→ **What to produce**:
Copy out every line of the items below word for word, leaving out the pictures.

→ **Data supplied**:
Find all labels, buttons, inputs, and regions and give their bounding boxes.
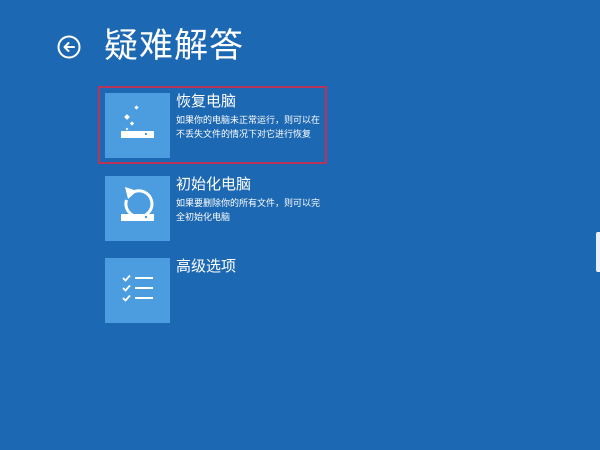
reset-pc-tile: [105, 176, 170, 241]
back-button[interactable]: [57, 35, 81, 59]
refresh-pc-option[interactable]: 恢复电脑 如果你的电脑未正常运行，则可以在不丢失文件的情况下对它进行恢复: [98, 86, 330, 164]
advanced-options-title: 高级选项: [176, 257, 237, 275]
checklist-icon: [122, 274, 153, 302]
refresh-pc-title: 恢复电脑: [176, 92, 237, 110]
refresh-pc-description: 如果你的电脑未正常运行，则可以在不丢失文件的情况下对它进行恢复: [176, 116, 321, 140]
reset-pc-title: 初始化电脑: [176, 175, 252, 193]
back-arrow-circle-icon: [57, 35, 81, 59]
refresh-pc-tile: [105, 93, 170, 158]
reset-pc-cycle-icon: [121, 187, 154, 221]
reset-pc-description: 如果要删除你的所有文件，则可以完全初始化电脑: [176, 199, 321, 223]
refresh-pc-sparkle-icon: [121, 105, 154, 138]
advanced-options-option[interactable]: 高级选项: [105, 257, 330, 323]
scroll-edge-indicator: [596, 232, 600, 272]
reset-pc-option[interactable]: 初始化电脑 如果要删除你的所有文件，则可以完全初始化电脑: [105, 175, 330, 241]
page-title: 疑难解答: [104, 26, 244, 66]
advanced-options-tile: [105, 258, 170, 323]
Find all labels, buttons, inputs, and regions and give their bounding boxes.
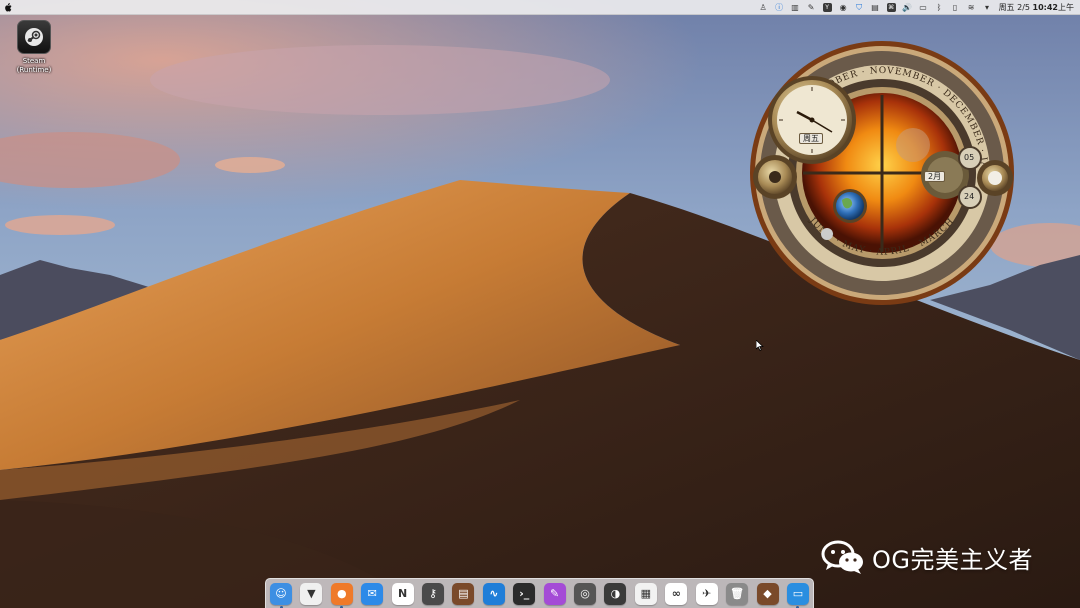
terminal-icon: ›_ (519, 587, 530, 600)
steam-icon (17, 20, 51, 54)
info-icon[interactable]: ⓘ (775, 3, 784, 12)
clock-widget[interactable]: OCTOBER · NOVEMBER · DECEMBER · JANUARY … (740, 33, 1021, 312)
circle-icon[interactable]: ◉ (839, 3, 848, 12)
widget-day-label: 周五 (799, 133, 823, 144)
widget-month-label: 2月 (924, 171, 946, 182)
dock-item-finder[interactable]: ☺ (270, 582, 292, 608)
dock-item-notebook[interactable]: ▤ (452, 582, 475, 605)
finder-icon: ☺ (275, 587, 287, 600)
dock-item-trash[interactable]: 🗑 (726, 582, 749, 605)
watermark-text: OG完美主义者 (872, 545, 1033, 574)
firefox-icon: ● (337, 587, 347, 600)
mouse-cursor-icon (756, 340, 764, 351)
wechat-logo-icon (821, 540, 863, 574)
dropdown-arrow-icon[interactable]: ▾ (983, 3, 992, 12)
dock-item-terminal[interactable]: ›_ (513, 582, 536, 605)
dock-item-activity-monitor[interactable]: ∿ (482, 582, 505, 605)
desktop-icon-steam[interactable]: Steam (Runtime) (12, 20, 56, 75)
sidebar-icon[interactable]: ▯ (951, 3, 960, 12)
clock-day: 周五 (998, 2, 1015, 12)
stickies-icon: ◆ (763, 587, 772, 600)
dock-item-baidu-netdisk[interactable]: ∞ (665, 582, 688, 605)
notion-icon: N (398, 587, 408, 600)
color-picker-icon: ✎ (550, 587, 560, 600)
pencil-icon[interactable]: ✎ (807, 3, 816, 12)
feishu-icon: ✈ (702, 587, 712, 600)
keyboard-icon[interactable]: ⌘ (886, 2, 896, 12)
watermark: OG完美主义者 (820, 537, 1033, 577)
menu-bar: ♙ ⓘ ▥ ✎ Y ◉ ⛉ ▤ ⌘ 🔊 ▭ ᛒ ▯ ≋ ▾ 周五 2/5 10:… (0, 0, 1080, 15)
brave-icon: ▼ (307, 587, 316, 600)
dock-item-photo-booth[interactable]: ▦ (634, 582, 657, 605)
dock-item-color-picker[interactable]: ✎ (543, 582, 566, 605)
dock: ☺ ▼ ● ✉ N ⚷ ▤ ∿ ›_ ✎ ◎ ◑ ▦ ∞ ✈ 🗑 ◆ ▭ (265, 578, 814, 608)
shield-icon[interactable]: ⛉ (855, 3, 864, 12)
dock-item-mail[interactable]: ✉ (361, 582, 384, 605)
dock-item-brave[interactable]: ▼ (300, 582, 323, 605)
widget-graphic: OCTOBER · NOVEMBER · DECEMBER · JANUARY … (740, 33, 1014, 305)
mail-icon: ✉ (367, 587, 377, 600)
wifi-icon[interactable]: ≋ (967, 3, 976, 12)
clock-ampm: 上午 (1058, 2, 1074, 12)
clipboard-icon[interactable]: ▤ (871, 3, 880, 12)
dock-item-feishu[interactable]: ✈ (695, 582, 718, 605)
widget-date-top: 05 (964, 153, 975, 162)
status-tray: ♙ ⓘ ▥ ✎ Y ◉ ⛉ ▤ ⌘ 🔊 ▭ ᛒ ▯ ≋ ▾ 周五 2/5 10:… (759, 0, 1074, 14)
book-icon[interactable]: ▥ (791, 3, 800, 12)
clock-time: 10:42 (1032, 2, 1058, 12)
dock-item-disk-utility[interactable]: ◎ (574, 582, 597, 605)
dock-item-camera-app[interactable]: ◑ (604, 582, 627, 605)
trash-icon: 🗑 (730, 587, 745, 600)
widget-date-bottom: 24 (964, 192, 975, 201)
desktop-icon-label: Steam (Runtime) (16, 57, 52, 74)
remote-desktop-icon: ▭ (792, 587, 804, 600)
keychain-icon: ⚷ (429, 587, 438, 600)
apple-icon[interactable] (3, 1, 13, 13)
dock-item-keychain[interactable]: ⚷ (422, 582, 445, 605)
dock-item-firefox[interactable]: ● (330, 582, 353, 608)
dock-item-notion[interactable]: N (391, 582, 414, 605)
volume-icon[interactable]: 🔊 (902, 3, 912, 12)
desktop: ♙ ⓘ ▥ ✎ Y ◉ ⛉ ▤ ⌘ 🔊 ▭ ᛒ ▯ ≋ ▾ 周五 2/5 10:… (0, 0, 1080, 608)
dock-item-stickies[interactable]: ◆ (756, 582, 779, 605)
figure-icon[interactable]: ♙ (759, 3, 768, 12)
clock-date: 2/5 (1017, 2, 1030, 12)
activity-monitor-icon: ∿ (489, 587, 499, 600)
y-badge-icon[interactable]: Y (822, 2, 832, 12)
menu-clock[interactable]: 周五 2/5 10:42上午 (999, 2, 1074, 13)
photo-booth-icon: ▦ (640, 587, 652, 600)
camera-app-icon: ◑ (610, 587, 621, 600)
battery-icon[interactable]: ▭ (919, 3, 928, 12)
dock-item-remote-desktop[interactable]: ▭ (786, 582, 809, 608)
notebook-icon: ▤ (458, 587, 469, 600)
baidu-netdisk-icon: ∞ (671, 587, 681, 600)
disk-utility-icon: ◎ (580, 587, 590, 600)
bluetooth-icon[interactable]: ᛒ (935, 3, 944, 12)
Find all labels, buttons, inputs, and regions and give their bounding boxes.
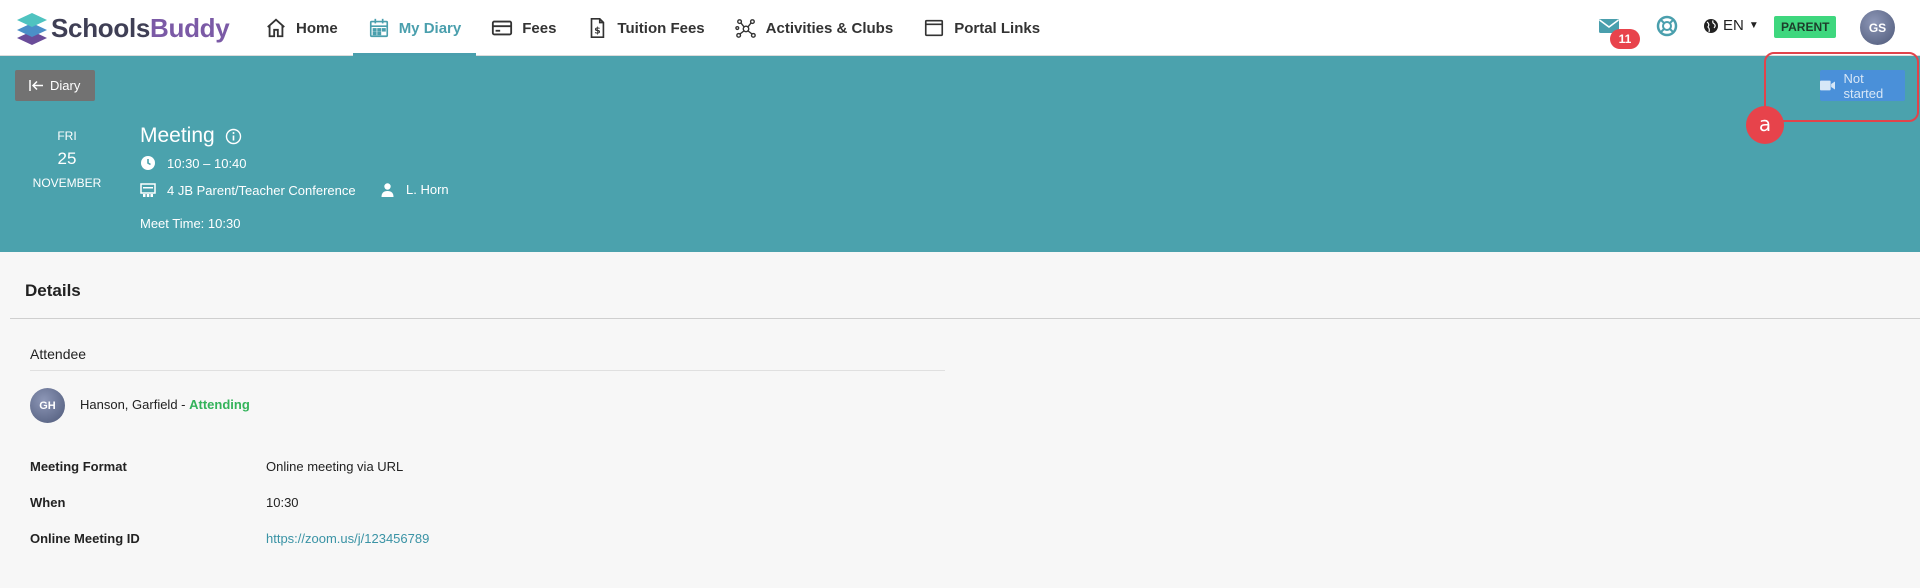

→ **The output**:
Find all labels, buttons, inputs, and regions and give their bounding boxes.
reset-pc-tile: [105, 176, 170, 241]
back-button[interactable]: [57, 35, 81, 59]
refresh-pc-option[interactable]: 恢复电脑 如果你的电脑未正常运行，则可以在不丢失文件的情况下对它进行恢复: [98, 86, 330, 164]
advanced-options-title: 高级选项: [176, 257, 237, 275]
checklist-icon: [122, 274, 153, 302]
refresh-pc-title: 恢复电脑: [176, 92, 237, 110]
refresh-pc-description: 如果你的电脑未正常运行，则可以在不丢失文件的情况下对它进行恢复: [176, 116, 321, 140]
reset-pc-title: 初始化电脑: [176, 175, 252, 193]
back-arrow-circle-icon: [57, 35, 81, 59]
refresh-pc-tile: [105, 93, 170, 158]
reset-pc-cycle-icon: [121, 187, 154, 221]
reset-pc-description: 如果要删除你的所有文件，则可以完全初始化电脑: [176, 199, 321, 223]
refresh-pc-sparkle-icon: [121, 105, 154, 138]
advanced-options-option[interactable]: 高级选项: [105, 257, 330, 323]
scroll-edge-indicator: [596, 232, 600, 272]
reset-pc-option[interactable]: 初始化电脑 如果要删除你的所有文件，则可以完全初始化电脑: [105, 175, 330, 241]
page-title: 疑难解答: [104, 26, 244, 66]
advanced-options-tile: [105, 258, 170, 323]
Find all labels, buttons, inputs, and regions and give their bounding boxes.
terminal-icon: ›_ (519, 587, 530, 600)
steam-icon (17, 20, 51, 54)
info-icon[interactable]: ⓘ (775, 3, 784, 12)
clock-widget[interactable]: OCTOBER · NOVEMBER · DECEMBER · JANUARY … (740, 33, 1021, 312)
circle-icon[interactable]: ◉ (839, 3, 848, 12)
widget-day-label: 周五 (799, 133, 823, 144)
widget-month-label: 2月 (924, 171, 946, 182)
dock-item-finder[interactable]: ☺ (270, 582, 292, 608)
dock-item-notebook[interactable]: ▤ (452, 582, 475, 605)
finder-icon: ☺ (275, 587, 287, 600)
dock-item-trash[interactable]: 🗑 (726, 582, 749, 605)
watermark-text: OG完美主义者 (872, 545, 1033, 574)
firefox-icon: ● (337, 587, 347, 600)
mouse-cursor-icon (756, 340, 764, 351)
wechat-logo-icon (821, 540, 863, 574)
dropdown-arrow-icon[interactable]: ▾ (983, 3, 992, 12)
dock-item-terminal[interactable]: ›_ (513, 582, 536, 605)
dock-item-activity-monitor[interactable]: ∿ (482, 582, 505, 605)
desktop-icon-steam[interactable]: Steam (Runtime) (12, 20, 56, 75)
sidebar-icon[interactable]: ▯ (951, 3, 960, 12)
clock-day: 周五 (998, 2, 1015, 12)
stickies-icon: ◆ (763, 587, 772, 600)
dock-item-baidu-netdisk[interactable]: ∞ (665, 582, 688, 605)
notion-icon: N (398, 587, 408, 600)
color-picker-icon: ✎ (550, 587, 560, 600)
pencil-icon[interactable]: ✎ (807, 3, 816, 12)
feishu-icon: ✈ (702, 587, 712, 600)
keyboard-icon[interactable]: ⌘ (886, 2, 896, 12)
watermark: OG完美主义者 (820, 537, 1033, 577)
menu-bar: ♙ ⓘ ▥ ✎ Y ◉ ⛉ ▤ ⌘ 🔊 ▭ ᛒ ▯ ≋ ▾ 周五 2/5 10:… (0, 0, 1080, 15)
brave-icon: ▼ (307, 587, 316, 600)
dock-item-photo-booth[interactable]: ▦ (634, 582, 657, 605)
dock-item-color-picker[interactable]: ✎ (543, 582, 566, 605)
dock: ☺ ▼ ● ✉ N ⚷ ▤ ∿ ›_ ✎ ◎ ◑ ▦ ∞ ✈ 🗑 ◆ ▭ (265, 578, 814, 608)
shield-icon[interactable]: ⛉ (855, 3, 864, 12)
dock-item-mail[interactable]: ✉ (361, 582, 384, 605)
dock-item-brave[interactable]: ▼ (300, 582, 323, 605)
widget-graphic: OCTOBER · NOVEMBER · DECEMBER · JANUARY … (740, 33, 1014, 305)
mail-icon: ✉ (367, 587, 377, 600)
wifi-icon[interactable]: ≋ (967, 3, 976, 12)
clock-ampm: 上午 (1058, 2, 1074, 12)
clipboard-icon[interactable]: ▤ (871, 3, 880, 12)
dock-item-feishu[interactable]: ✈ (695, 582, 718, 605)
widget-date-top: 05 (964, 153, 975, 162)
status-tray: ♙ ⓘ ▥ ✎ Y ◉ ⛉ ▤ ⌘ 🔊 ▭ ᛒ ▯ ≋ ▾ 周五 2/5 10:… (759, 0, 1074, 14)
book-icon[interactable]: ▥ (791, 3, 800, 12)
clock-time: 10:42 (1032, 2, 1058, 12)
dock-item-disk-utility[interactable]: ◎ (574, 582, 597, 605)
dock-item-camera-app[interactable]: ◑ (604, 582, 627, 605)
trash-icon: 🗑 (730, 587, 745, 600)
widget-date-bottom: 24 (964, 192, 975, 201)
desktop-icon-label: Steam (Runtime) (16, 57, 52, 74)
remote-desktop-icon: ▭ (792, 587, 804, 600)
keychain-icon: ⚷ (429, 587, 438, 600)
apple-icon[interactable] (3, 1, 13, 13)
dock-item-keychain[interactable]: ⚷ (422, 582, 445, 605)
dock-item-firefox[interactable]: ● (330, 582, 353, 608)
dock-item-notion[interactable]: N (391, 582, 414, 605)
volume-icon[interactable]: 🔊 (902, 3, 912, 12)
desktop: ♙ ⓘ ▥ ✎ Y ◉ ⛉ ▤ ⌘ 🔊 ▭ ᛒ ▯ ≋ ▾ 周五 2/5 10:… (0, 0, 1080, 608)
dock-item-stickies[interactable]: ◆ (756, 582, 779, 605)
figure-icon[interactable]: ♙ (759, 3, 768, 12)
clock-date: 2/5 (1017, 2, 1030, 12)
activity-monitor-icon: ∿ (489, 587, 499, 600)
y-badge-icon[interactable]: Y (822, 2, 832, 12)
menu-clock[interactable]: 周五 2/5 10:42上午 (999, 2, 1074, 13)
photo-booth-icon: ▦ (640, 587, 652, 600)
camera-app-icon: ◑ (610, 587, 621, 600)
battery-icon[interactable]: ▭ (919, 3, 928, 12)
dock-item-remote-desktop[interactable]: ▭ (786, 582, 809, 608)
notebook-icon: ▤ (458, 587, 469, 600)
baidu-netdisk-icon: ∞ (671, 587, 681, 600)
disk-utility-icon: ◎ (580, 587, 590, 600)
bluetooth-icon[interactable]: ᛒ (935, 3, 944, 12)
Find all labels, buttons, inputs, and regions and give their bounding boxes.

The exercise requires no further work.